◆ TRECHO SELECIONADO ◆

* * * * *

Complementando a exposição, acontece também a mostra coletiva e concomitante terra abrecaminhos (esta também com curadoria de Daniela Labra e curadoria adjunta de Hilda de Paulo e assistência de Maíra de Freitas). Com trabalhos de 30 artistas e pensadores que tocam em assuntos relacionados à produção de Ana Mendieta, a coletiva pretende abordar diretamente as relações entre a obra da artista e os feminismos, já que esse é um aspecto que aparece apenas marginalmente em Ana Mendieta: Silhueta em Fogo.

Com expografias semelhantes formalmente, que bem aproveitam o espaço do Sesc Pompeia projetado por Lina Bo Bardi, as duas exposições levam uma à outra, tornando quase impossível que apenas se veja uma delas. Em destaque, no começo ou fim de sua visita, está o trabalho que endereça o elefante na sala, o assunto que se evitou mencionar, mas que é inescapável. A morte de Ana Mendieta aos 36 anos.

Em uma vitrine alta, branca e envidraçada, está o trabalho Hand-Heart for Mendieta (1986), uma homenagem feita por sua colega artista estadunidense Carolee Schneeman. O trabalho reúne impressões fotográficas de ações feitas com tinta, cinzas, sangue e xarope sobre neve, e traz em formato de legenda expositiva uma carta assinada por Schneemann. “Nós artistas, especialmente artistas mulheres, sentimos que uma parte importante nossa foi morta quando ela foi morta. Seu falecimento foi uma enorme obliteração, gratuita e dolorosa, de energia e poder femininos. Ela escolheu o touro errado”, escreveu. Note-se que Schneemann opta por usar a voz passiva em “quando ela foi morta”, sem dizer o que teria sido responsável pela ação.

* * * * *

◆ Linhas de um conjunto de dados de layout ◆
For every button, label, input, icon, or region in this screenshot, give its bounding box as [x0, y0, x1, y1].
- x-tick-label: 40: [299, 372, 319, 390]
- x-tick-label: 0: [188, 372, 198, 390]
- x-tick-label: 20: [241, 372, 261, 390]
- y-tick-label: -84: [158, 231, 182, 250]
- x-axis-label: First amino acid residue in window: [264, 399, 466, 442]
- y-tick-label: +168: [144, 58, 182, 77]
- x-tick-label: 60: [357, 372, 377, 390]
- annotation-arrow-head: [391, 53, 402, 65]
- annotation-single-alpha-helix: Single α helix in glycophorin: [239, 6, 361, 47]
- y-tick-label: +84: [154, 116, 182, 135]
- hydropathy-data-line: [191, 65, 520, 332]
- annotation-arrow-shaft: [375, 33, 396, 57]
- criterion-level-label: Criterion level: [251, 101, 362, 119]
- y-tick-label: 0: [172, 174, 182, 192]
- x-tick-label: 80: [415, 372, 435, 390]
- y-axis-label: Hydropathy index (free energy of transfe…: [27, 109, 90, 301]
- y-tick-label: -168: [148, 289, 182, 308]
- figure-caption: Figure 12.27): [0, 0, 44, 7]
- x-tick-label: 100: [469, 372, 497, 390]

* * * * *

◆ REQUISITOS DO EXERCÍCIO ◆
**A)** Enumere os materiais das ações registradas nas impressões fotográficas de Hand-Heart for Mendieta, conforme o trecho sobre Ana Mendieta.
**B)** Responda, com base no trecho sobre Ana Mendieta:
(i) Quantos artistas e pensadores têm trabalhos na mostra terra abrecaminhos?
(ii) Quem projetou o espaço do Sesc Pompeia?
(iii) Com que idade Ana Mendieta morreu?
**C)** Prossiga com o trecho sobre Ana Mendieta a partir da última frase apresentada.

◆ RESULTADOS ◆
**A)** Tinta, cinzas, sangue e xarope.

**B)**
(i) 30.
(ii) Lina Bo Bardi.
(iii) Aos 36 anos.

**C)**
Carolee Schneemann, "Hand-Heart for Ana Mendieta", 1986. Foto: Reprodução Hales Gallery

Carolee Schneemann, "Hand-Heart for Ana Mendieta", 1986. Foto: Reprodução Hales Gallery

Em 1985, Ana Mendieta caiu (ou “teria caído”) da janela do apartamento em Nova York onde morava com seu companheiro, o artista minimalista Carl Andre, que foi acusado de tê-la assassinado. Andre foi absolvido, mas são muitos os que não acreditam na decisão judicial. O escritor Robert Katz escreveu um livro a respeito do caso chamado Naked by the Window: The Fatal Marriage of Carl Andre and Ana Mendieta, publicado em 1990. O podcast Death of an artist, também trata sobre a morte de Mendieta, com apresentação da curadora Helen Molesworth.

Entre os assuntos em torno da morte, muito se discute sobre quanto se deve realizar leituras sobre a trajetória de artistas levando em consideração as suas biografias. Em se tratando de uma exposição a respeito de Ana Mendieta, essa discussão ainda é mais delicada, uma vez que o possível feminicídio que teria levado à sua morte converge com os assuntos sobre os quais sua atuação e sua obra suscitam. Daí a relevância de uma exposição individual e abrangente, que se depara com as dificuldades em denominar Mendieta como uma artista feminista e trazer à tona o papel de seu ex-companheiro em sua morte, ser acompanhada por outra, contemporânea, mais livre, que não tenha medo de dar nome aos bois. Mas foi o caso?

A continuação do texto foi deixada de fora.